• **Goal**:
Report each line of the data that has "Surface" somewhere in it.

[Dataset rows about figures]
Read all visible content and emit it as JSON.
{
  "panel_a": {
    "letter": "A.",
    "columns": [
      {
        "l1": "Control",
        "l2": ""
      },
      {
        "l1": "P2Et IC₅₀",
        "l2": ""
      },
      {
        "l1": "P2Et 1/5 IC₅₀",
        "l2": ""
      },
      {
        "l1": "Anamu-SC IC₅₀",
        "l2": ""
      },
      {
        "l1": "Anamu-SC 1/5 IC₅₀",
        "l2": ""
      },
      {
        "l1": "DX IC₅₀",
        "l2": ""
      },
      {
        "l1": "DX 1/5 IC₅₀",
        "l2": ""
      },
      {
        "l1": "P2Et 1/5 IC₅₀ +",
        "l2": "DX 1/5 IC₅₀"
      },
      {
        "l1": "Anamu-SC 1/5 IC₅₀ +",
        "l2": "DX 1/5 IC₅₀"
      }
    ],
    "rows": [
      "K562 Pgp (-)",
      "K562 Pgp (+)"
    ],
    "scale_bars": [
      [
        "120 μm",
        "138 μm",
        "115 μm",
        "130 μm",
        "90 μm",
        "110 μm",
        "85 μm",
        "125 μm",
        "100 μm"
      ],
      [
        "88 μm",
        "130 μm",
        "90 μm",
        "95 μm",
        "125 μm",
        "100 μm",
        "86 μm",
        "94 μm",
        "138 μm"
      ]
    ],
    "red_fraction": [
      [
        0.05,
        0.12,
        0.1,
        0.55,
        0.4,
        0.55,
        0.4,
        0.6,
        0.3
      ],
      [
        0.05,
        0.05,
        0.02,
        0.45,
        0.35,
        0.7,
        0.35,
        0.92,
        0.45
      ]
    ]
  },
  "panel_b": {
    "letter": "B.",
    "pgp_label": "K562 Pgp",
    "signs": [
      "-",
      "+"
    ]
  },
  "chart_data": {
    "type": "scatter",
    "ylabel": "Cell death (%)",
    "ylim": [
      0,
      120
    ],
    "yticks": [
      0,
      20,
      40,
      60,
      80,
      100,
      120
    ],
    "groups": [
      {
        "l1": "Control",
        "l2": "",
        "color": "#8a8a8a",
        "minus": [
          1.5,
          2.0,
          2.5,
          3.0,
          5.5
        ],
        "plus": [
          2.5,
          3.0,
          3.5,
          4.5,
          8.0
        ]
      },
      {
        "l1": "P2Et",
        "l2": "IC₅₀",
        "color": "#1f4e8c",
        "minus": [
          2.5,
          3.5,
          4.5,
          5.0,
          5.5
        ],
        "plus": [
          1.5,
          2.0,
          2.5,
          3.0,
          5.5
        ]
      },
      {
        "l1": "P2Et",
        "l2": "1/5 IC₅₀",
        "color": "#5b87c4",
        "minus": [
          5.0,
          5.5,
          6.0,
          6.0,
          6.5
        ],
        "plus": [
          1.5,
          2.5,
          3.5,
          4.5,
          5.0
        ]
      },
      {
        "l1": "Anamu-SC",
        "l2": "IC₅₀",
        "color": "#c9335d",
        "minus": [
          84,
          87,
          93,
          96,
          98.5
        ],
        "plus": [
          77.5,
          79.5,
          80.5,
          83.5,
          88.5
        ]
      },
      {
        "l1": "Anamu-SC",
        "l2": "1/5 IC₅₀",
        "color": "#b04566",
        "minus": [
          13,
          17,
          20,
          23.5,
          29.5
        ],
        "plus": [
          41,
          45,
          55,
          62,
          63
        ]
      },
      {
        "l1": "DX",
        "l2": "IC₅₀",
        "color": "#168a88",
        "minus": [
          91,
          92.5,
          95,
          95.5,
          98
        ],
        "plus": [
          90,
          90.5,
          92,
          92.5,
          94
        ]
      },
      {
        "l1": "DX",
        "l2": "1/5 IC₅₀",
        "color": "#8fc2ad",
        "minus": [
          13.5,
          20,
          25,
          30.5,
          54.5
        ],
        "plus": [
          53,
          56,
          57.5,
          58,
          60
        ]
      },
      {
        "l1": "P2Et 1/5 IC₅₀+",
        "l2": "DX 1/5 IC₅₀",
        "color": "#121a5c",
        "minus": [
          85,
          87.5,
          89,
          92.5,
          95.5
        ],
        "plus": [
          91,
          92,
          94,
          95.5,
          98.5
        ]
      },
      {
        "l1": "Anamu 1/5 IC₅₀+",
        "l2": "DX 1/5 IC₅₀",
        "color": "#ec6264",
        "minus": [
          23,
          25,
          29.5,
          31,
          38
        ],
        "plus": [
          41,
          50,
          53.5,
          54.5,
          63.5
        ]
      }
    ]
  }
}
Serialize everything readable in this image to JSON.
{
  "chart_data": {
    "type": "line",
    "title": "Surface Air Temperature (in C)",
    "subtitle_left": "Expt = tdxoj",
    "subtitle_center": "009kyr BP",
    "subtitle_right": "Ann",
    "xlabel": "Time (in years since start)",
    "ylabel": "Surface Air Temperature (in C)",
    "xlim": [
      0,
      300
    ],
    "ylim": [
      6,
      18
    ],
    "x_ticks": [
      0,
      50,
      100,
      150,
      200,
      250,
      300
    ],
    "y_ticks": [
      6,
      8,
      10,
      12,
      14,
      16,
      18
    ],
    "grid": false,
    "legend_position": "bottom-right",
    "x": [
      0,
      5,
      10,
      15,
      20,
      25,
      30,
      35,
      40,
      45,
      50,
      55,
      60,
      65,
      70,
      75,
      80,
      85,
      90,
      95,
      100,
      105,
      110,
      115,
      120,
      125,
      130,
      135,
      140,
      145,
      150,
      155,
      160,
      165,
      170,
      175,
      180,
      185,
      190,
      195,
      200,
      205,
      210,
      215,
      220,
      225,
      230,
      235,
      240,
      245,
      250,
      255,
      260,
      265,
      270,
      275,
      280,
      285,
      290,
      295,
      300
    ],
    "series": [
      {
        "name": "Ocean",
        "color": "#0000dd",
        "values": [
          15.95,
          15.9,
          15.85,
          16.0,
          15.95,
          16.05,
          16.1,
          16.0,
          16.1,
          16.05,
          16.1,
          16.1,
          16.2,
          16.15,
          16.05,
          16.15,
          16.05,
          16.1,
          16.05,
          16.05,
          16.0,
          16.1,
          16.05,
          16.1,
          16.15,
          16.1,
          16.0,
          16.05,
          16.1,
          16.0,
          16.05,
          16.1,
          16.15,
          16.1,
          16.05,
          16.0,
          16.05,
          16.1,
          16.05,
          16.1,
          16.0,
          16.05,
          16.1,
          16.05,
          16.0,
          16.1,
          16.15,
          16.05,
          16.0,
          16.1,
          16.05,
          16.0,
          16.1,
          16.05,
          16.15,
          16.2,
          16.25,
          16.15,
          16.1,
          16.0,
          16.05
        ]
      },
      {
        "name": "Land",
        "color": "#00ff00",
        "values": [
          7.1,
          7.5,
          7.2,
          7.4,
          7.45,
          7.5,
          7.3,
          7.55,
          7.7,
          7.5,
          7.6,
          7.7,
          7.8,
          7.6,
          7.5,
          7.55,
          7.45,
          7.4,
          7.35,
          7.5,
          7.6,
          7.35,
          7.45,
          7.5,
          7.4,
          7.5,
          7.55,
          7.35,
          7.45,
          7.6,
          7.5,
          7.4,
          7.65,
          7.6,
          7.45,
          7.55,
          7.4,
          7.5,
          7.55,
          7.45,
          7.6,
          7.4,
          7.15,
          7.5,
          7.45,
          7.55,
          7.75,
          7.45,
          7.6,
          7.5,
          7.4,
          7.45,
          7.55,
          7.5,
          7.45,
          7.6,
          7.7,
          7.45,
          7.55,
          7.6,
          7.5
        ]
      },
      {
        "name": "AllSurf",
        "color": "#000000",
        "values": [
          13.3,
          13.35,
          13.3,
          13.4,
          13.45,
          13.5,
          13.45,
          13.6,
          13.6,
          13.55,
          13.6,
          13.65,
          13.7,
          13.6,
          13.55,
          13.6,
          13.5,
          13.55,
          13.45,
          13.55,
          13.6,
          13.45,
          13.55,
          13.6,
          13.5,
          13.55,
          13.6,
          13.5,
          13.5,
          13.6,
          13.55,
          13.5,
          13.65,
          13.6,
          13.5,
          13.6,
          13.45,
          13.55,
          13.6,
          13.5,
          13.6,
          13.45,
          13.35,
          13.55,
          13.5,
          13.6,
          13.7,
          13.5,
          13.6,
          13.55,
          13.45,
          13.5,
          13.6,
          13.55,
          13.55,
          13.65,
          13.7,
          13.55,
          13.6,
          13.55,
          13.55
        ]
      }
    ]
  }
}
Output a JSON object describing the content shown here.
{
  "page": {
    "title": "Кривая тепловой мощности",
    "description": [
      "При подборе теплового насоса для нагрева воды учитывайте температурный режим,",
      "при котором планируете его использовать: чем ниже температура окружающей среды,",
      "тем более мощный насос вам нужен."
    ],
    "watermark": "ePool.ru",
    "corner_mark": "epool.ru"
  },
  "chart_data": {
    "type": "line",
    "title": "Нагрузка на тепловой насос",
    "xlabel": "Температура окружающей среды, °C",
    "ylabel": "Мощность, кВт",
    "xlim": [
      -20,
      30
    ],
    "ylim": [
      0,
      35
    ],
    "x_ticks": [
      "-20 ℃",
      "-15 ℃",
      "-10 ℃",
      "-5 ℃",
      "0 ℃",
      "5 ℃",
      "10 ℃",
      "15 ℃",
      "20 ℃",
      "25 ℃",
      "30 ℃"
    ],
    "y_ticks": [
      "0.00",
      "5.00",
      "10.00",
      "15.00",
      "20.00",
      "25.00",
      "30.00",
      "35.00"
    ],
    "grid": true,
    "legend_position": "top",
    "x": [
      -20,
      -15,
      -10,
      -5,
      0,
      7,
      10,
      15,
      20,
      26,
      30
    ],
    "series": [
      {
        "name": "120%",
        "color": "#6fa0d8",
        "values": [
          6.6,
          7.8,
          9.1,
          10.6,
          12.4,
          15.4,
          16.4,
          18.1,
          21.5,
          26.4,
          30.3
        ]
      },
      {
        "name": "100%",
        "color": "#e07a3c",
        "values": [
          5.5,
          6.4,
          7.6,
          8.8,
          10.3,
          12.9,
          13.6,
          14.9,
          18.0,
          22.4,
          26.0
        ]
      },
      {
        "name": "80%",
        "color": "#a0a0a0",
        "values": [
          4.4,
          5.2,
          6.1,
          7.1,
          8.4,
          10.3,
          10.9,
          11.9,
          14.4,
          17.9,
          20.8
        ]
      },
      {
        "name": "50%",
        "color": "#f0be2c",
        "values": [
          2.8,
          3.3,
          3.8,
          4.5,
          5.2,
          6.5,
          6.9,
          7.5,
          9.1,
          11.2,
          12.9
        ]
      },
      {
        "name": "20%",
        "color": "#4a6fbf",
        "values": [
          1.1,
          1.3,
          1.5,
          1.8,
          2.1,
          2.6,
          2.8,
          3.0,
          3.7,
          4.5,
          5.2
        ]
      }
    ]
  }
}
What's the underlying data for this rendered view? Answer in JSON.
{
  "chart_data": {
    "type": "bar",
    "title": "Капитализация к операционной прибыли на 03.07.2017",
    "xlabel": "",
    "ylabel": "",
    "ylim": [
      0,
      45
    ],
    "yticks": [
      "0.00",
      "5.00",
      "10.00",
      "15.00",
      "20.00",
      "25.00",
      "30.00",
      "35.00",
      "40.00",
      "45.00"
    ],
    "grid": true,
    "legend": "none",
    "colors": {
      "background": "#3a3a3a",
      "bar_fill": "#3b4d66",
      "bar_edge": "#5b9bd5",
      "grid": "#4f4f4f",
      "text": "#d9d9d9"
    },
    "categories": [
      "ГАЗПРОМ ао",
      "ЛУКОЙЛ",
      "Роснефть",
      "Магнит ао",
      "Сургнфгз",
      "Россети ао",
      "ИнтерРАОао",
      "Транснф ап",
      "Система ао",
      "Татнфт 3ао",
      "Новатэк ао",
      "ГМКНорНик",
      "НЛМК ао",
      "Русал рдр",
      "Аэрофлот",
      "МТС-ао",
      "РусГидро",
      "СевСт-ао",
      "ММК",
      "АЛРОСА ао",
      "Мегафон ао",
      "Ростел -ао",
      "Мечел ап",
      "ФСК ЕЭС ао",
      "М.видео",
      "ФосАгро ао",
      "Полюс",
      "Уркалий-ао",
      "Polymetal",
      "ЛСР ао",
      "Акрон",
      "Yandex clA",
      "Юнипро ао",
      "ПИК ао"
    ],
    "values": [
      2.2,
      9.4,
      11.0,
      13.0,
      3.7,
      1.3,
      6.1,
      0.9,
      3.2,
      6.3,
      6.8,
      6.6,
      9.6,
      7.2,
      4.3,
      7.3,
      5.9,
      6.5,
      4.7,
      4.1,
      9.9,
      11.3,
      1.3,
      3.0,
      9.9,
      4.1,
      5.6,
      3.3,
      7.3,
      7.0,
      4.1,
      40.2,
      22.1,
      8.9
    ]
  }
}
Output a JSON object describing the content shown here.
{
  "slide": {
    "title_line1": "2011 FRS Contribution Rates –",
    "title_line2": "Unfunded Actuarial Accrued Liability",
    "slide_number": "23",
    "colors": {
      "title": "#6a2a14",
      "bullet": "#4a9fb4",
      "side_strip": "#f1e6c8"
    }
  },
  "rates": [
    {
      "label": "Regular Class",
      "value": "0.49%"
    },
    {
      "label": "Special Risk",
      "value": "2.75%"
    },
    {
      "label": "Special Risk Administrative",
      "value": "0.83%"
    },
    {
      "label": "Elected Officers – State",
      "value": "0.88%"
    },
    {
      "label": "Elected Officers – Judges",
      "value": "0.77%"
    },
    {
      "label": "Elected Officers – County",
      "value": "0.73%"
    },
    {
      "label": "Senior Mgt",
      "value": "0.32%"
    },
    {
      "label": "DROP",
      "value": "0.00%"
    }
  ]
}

• **Answer to the exercise**:
    "title": "Surface Air Temperature (in C)",
    "ylabel": "Surface Air Temperature (in C)",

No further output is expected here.